-- start of Task inputs --

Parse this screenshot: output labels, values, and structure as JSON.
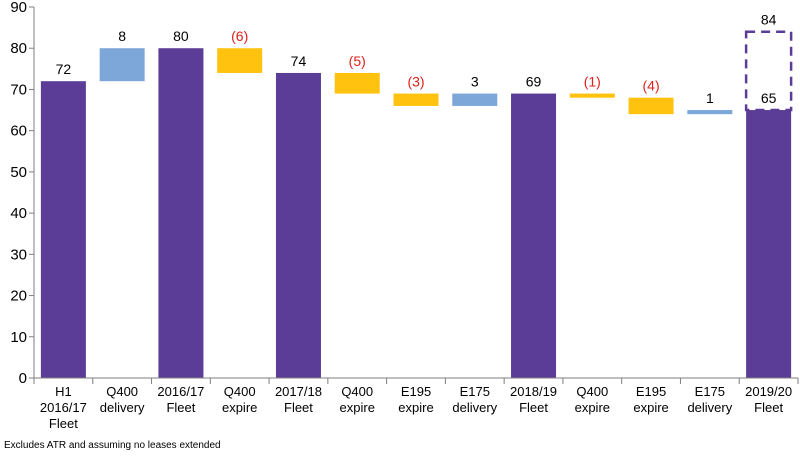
{
  "chart_data": {
    "type": "bar",
    "subtype": "waterfall",
    "ylim": [
      0,
      90
    ],
    "yticks": [
      "0",
      "10",
      "20",
      "30",
      "40",
      "50",
      "60",
      "70",
      "80",
      "90"
    ],
    "grid": false,
    "categories": [
      [
        "H1",
        "2016/17",
        "Fleet"
      ],
      [
        "Q400",
        "delivery"
      ],
      [
        "2016/17",
        "Fleet"
      ],
      [
        "Q400",
        "expire"
      ],
      [
        "2017/18",
        "Fleet"
      ],
      [
        "Q400",
        "expire"
      ],
      [
        "E195",
        "expire"
      ],
      [
        "E175",
        "delivery"
      ],
      [
        "2018/19",
        "Fleet"
      ],
      [
        "Q400",
        "expire"
      ],
      [
        "E195",
        "expire"
      ],
      [
        "E175",
        "delivery"
      ],
      [
        "2019/20",
        "Fleet"
      ]
    ],
    "bars": [
      {
        "kind": "total",
        "start": 0,
        "end": 72,
        "label": "72"
      },
      {
        "kind": "increase",
        "start": 72,
        "end": 80,
        "label": "8"
      },
      {
        "kind": "total",
        "start": 0,
        "end": 80,
        "label": "80"
      },
      {
        "kind": "decrease",
        "start": 80,
        "end": 74,
        "label": "(6)"
      },
      {
        "kind": "total",
        "start": 0,
        "end": 74,
        "label": "74"
      },
      {
        "kind": "decrease",
        "start": 74,
        "end": 69,
        "label": "(5)"
      },
      {
        "kind": "decrease",
        "start": 69,
        "end": 66,
        "label": "(3)"
      },
      {
        "kind": "increase",
        "start": 66,
        "end": 69,
        "label": "3"
      },
      {
        "kind": "total",
        "start": 0,
        "end": 69,
        "label": "69"
      },
      {
        "kind": "decrease",
        "start": 69,
        "end": 68,
        "label": "(1)"
      },
      {
        "kind": "decrease",
        "start": 68,
        "end": 64,
        "label": "(4)"
      },
      {
        "kind": "increase",
        "start": 64,
        "end": 65,
        "label": "1"
      },
      {
        "kind": "total",
        "start": 0,
        "end": 65,
        "label": "65",
        "dashed_extension": {
          "start": 65,
          "end": 84,
          "label": "84"
        }
      }
    ],
    "colors": {
      "total": "#5b3c97",
      "increase": "#7ca7d8",
      "decrease": "#ffc20e",
      "decrease_label": "#e0201b",
      "label": "#000000",
      "dashed": "#5b3c97"
    }
  },
  "footnote": "Excludes ATR and assuming  no leases extended"
}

-- end of Task inputs --

Written instruction:
Above are the records; reproduce them exactly and leave out the pictures.

Written answer:
Parse this screenshot: output labels, values, and structure as JSON.
{
  "chart_data": {
    "type": "bar",
    "subtype": "waterfall",
    "ylim": [
      0,
      90
    ],
    "yticks": [
      "0",
      "10",
      "20",
      "30",
      "40",
      "50",
      "60",
      "70",
      "80",
      "90"
    ],
    "grid": false,
    "categories": [
      [
        "H1",
        "2016/17",
        "Fleet"
      ],
      [
        "Q400",
        "delivery"
      ],
      [
        "2016/17",
        "Fleet"
      ],
      [
        "Q400",
        "expire"
      ],
      [
        "2017/18",
        "Fleet"
      ],
      [
        "Q400",
        "expire"
      ],
      [
        "E195",
        "expire"
      ],
      [
        "E175",
        "delivery"
      ],
      [
        "2018/19",
        "Fleet"
      ],
      [
        "Q400",
        "expire"
      ],
      [
        "E195",
        "expire"
      ],
      [
        "E175",
        "delivery"
      ],
      [
        "2019/20",
        "Fleet"
      ]
    ],
    "bars": [
      {
        "kind": "total",
        "start": 0,
        "end": 72,
        "label": "72"
      },
      {
        "kind": "increase",
        "start": 72,
        "end": 80,
        "label": "8"
      },
      {
        "kind": "total",
        "start": 0,
        "end": 80,
        "label": "80"
      },
      {
        "kind": "decrease",
        "start": 80,
        "end": 74,
        "label": "(6)"
      },
      {
        "kind": "total",
        "start": 0,
        "end": 74,
        "label": "74"
      },
      {
        "kind": "decrease",
        "start": 74,
        "end": 69,
        "label": "(5)"
      },
      {
        "kind": "decrease",
        "start": 69,
        "end": 66,
        "label": "(3)"
      },
      {
        "kind": "increase",
        "start": 66,
        "end": 69,
        "label": "3"
      },
      {
        "kind": "total",
        "start": 0,
        "end": 69,
        "label": "69"
      },
      {
        "kind": "decrease",
        "start": 69,
        "end": 68,
        "label": "(1)"
      },
      {
        "kind": "decrease",
        "start": 68,
        "end": 64,
        "label": "(4)"
      },
      {
        "kind": "increase",
        "start": 64,
        "end": 65,
        "label": "1"
      },
      {
        "kind": "total",
        "start": 0,
        "end": 65,
        "label": "65",
        "dashed_extension": {
          "start": 65,
          "end": 84,
          "label": "84"
        }
      }
    ],
    "colors": {
      "total": "#5b3c97",
      "increase": "#7ca7d8",
      "decrease": "#ffc20e",
      "decrease_label": "#e0201b",
      "label": "#000000",
      "dashed": "#5b3c97"
    }
  },
  "footnote": "Excludes ATR and assuming  no leases extended"
}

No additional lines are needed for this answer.